***** Material for the task

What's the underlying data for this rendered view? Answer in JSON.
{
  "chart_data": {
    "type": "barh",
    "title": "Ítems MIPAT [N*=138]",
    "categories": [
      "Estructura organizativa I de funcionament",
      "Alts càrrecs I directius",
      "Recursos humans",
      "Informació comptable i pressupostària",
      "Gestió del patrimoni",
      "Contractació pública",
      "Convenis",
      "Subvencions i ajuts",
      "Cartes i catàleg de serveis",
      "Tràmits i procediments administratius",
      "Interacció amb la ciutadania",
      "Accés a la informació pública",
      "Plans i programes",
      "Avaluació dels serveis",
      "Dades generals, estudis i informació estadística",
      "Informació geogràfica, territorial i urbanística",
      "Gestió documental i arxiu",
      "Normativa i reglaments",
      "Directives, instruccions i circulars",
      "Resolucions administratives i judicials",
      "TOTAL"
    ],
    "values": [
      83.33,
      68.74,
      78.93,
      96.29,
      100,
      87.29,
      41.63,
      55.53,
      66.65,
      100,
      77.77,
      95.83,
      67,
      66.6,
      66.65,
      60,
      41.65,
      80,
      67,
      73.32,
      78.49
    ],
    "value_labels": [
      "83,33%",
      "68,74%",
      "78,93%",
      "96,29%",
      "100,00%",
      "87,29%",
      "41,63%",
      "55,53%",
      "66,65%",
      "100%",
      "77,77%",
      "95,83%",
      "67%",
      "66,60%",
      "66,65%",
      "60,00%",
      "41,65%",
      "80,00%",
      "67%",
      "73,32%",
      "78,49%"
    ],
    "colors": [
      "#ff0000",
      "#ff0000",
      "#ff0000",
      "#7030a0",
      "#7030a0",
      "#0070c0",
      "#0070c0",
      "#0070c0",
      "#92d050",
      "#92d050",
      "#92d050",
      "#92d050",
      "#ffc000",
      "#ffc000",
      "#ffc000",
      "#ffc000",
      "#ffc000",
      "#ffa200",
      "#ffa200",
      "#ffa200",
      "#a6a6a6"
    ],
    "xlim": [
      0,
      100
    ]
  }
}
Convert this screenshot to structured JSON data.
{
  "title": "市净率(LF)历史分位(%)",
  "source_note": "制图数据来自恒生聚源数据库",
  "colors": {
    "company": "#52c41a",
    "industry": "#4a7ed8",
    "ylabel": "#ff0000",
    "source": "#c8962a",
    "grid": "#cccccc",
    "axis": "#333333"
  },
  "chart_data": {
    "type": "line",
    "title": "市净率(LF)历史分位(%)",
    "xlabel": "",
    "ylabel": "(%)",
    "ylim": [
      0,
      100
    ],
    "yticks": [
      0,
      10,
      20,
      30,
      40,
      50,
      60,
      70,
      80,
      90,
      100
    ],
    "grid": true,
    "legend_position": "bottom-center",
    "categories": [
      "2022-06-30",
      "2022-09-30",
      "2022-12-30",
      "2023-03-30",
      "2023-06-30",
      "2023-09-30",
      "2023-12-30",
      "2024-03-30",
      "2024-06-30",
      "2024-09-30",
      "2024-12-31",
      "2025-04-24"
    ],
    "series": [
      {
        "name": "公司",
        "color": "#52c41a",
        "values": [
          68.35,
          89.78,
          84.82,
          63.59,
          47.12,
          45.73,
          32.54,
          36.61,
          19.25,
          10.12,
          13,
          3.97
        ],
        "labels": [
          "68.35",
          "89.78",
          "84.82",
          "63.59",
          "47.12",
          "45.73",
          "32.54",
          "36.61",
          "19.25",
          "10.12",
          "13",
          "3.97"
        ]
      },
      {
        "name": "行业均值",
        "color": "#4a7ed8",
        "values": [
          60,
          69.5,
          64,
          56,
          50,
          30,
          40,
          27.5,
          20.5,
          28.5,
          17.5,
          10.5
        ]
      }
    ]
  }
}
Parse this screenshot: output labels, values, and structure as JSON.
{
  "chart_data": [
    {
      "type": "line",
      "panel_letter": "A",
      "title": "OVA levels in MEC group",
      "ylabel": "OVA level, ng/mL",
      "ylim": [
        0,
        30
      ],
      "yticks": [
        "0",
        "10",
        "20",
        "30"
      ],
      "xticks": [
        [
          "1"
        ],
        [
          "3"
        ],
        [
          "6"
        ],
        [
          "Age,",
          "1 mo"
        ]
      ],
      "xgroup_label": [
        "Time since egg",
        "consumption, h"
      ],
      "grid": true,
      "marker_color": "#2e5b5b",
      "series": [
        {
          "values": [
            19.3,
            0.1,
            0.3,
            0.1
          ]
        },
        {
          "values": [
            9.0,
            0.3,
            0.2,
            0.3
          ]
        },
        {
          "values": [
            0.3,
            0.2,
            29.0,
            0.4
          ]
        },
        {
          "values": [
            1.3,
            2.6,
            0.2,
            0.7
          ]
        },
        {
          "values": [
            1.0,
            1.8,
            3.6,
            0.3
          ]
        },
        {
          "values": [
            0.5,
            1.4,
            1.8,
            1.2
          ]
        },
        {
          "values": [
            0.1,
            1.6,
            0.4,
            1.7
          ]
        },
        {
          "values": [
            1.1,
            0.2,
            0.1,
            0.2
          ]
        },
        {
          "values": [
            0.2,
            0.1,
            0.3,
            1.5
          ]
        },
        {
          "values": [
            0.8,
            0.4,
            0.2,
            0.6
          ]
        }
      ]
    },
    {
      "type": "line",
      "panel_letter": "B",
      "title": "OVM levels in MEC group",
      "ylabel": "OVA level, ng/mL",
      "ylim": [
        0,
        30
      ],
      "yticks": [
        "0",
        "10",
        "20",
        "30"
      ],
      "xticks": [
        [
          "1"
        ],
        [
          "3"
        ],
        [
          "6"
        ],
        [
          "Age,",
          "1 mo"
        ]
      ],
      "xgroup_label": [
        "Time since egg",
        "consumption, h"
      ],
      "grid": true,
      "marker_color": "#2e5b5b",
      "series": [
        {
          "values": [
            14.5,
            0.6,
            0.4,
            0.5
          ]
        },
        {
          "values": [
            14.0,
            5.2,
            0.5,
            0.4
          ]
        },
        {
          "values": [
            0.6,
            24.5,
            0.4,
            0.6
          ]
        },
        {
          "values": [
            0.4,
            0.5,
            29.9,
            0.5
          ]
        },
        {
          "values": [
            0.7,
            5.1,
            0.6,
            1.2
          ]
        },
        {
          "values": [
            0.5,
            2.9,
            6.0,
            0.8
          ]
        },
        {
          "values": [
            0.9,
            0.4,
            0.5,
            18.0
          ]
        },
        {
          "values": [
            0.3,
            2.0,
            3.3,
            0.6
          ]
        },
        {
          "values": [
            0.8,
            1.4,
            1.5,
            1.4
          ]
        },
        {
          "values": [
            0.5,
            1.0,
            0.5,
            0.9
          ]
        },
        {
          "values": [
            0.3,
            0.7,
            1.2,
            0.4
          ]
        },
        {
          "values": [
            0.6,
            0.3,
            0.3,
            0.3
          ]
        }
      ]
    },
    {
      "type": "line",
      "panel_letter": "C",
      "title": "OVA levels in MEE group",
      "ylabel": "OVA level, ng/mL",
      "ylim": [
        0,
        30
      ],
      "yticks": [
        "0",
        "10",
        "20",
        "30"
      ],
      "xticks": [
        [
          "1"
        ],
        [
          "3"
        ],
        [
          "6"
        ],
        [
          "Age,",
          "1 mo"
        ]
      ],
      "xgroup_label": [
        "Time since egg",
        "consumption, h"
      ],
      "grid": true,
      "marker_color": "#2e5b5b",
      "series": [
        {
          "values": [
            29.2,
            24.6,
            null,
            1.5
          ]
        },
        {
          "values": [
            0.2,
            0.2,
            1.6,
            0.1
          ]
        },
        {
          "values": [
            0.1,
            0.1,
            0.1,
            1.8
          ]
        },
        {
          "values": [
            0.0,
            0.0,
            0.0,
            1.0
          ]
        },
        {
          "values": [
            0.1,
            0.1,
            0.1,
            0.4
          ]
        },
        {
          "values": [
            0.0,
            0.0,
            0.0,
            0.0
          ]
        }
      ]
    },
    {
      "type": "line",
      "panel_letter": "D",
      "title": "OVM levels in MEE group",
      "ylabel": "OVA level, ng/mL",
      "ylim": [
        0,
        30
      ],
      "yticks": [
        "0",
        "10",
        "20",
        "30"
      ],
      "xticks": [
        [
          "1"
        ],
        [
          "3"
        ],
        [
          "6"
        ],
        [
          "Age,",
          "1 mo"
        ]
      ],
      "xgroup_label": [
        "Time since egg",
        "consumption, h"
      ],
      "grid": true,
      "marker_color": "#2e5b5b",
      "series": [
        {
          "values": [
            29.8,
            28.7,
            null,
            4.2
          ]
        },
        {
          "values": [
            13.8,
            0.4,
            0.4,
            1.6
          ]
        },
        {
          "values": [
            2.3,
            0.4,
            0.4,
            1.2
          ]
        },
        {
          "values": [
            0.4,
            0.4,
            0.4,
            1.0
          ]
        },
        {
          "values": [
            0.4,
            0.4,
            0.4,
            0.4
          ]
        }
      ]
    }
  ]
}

**********

• [Exercise goal]
Look for lines containing the string "Gestió" and copy them all.

• [Completed task]
      "Gestió del patrimoni",
      "Gestió documental i arxiu",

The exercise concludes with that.